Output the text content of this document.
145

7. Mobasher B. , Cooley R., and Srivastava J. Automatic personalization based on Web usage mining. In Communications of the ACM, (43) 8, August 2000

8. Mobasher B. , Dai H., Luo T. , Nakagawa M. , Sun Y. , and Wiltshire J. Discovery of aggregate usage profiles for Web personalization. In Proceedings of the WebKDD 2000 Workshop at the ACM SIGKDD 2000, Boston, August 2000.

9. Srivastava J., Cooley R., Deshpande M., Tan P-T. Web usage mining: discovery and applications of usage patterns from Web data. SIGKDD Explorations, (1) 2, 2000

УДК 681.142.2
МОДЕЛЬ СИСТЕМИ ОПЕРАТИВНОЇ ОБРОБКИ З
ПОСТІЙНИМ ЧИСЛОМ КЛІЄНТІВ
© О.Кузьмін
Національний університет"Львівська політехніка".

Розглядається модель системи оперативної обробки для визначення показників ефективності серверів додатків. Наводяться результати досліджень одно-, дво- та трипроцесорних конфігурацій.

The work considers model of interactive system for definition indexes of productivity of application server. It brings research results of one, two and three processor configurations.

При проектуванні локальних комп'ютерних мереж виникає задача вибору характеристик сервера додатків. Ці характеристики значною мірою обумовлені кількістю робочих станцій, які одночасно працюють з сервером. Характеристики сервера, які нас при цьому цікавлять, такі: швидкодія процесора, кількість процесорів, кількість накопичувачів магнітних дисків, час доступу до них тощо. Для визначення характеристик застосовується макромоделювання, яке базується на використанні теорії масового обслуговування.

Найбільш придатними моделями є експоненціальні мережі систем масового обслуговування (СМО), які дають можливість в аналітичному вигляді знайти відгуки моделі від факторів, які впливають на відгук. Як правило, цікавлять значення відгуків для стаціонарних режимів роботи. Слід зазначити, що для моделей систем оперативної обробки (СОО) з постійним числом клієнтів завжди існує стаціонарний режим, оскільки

> _Problem requirements_
Pull out each line containing the word "usage" and copy it.

> _Output of the exercise_
7. Mobasher B. , Cooley R., and Srivastava J. Automatic personalization based on Web usage mining. In Communications of the ACM, (43) 8, August 2000
8. Mobasher B. , Dai H., Luo T. , Nakagawa M. , Sun Y. , and Wiltshire J. Discovery of aggregate usage profiles for Web personalization. In Proceedings of the WebKDD 2000 Workshop at the ACM SIGKDD 2000, Boston, August 2000.
9. Srivastava J., Cooley R., Deshpande M., Tan P-T. Web usage mining: discovery and applications of usage patterns from Web data. SIGKDD Explorations, (1) 2, 2000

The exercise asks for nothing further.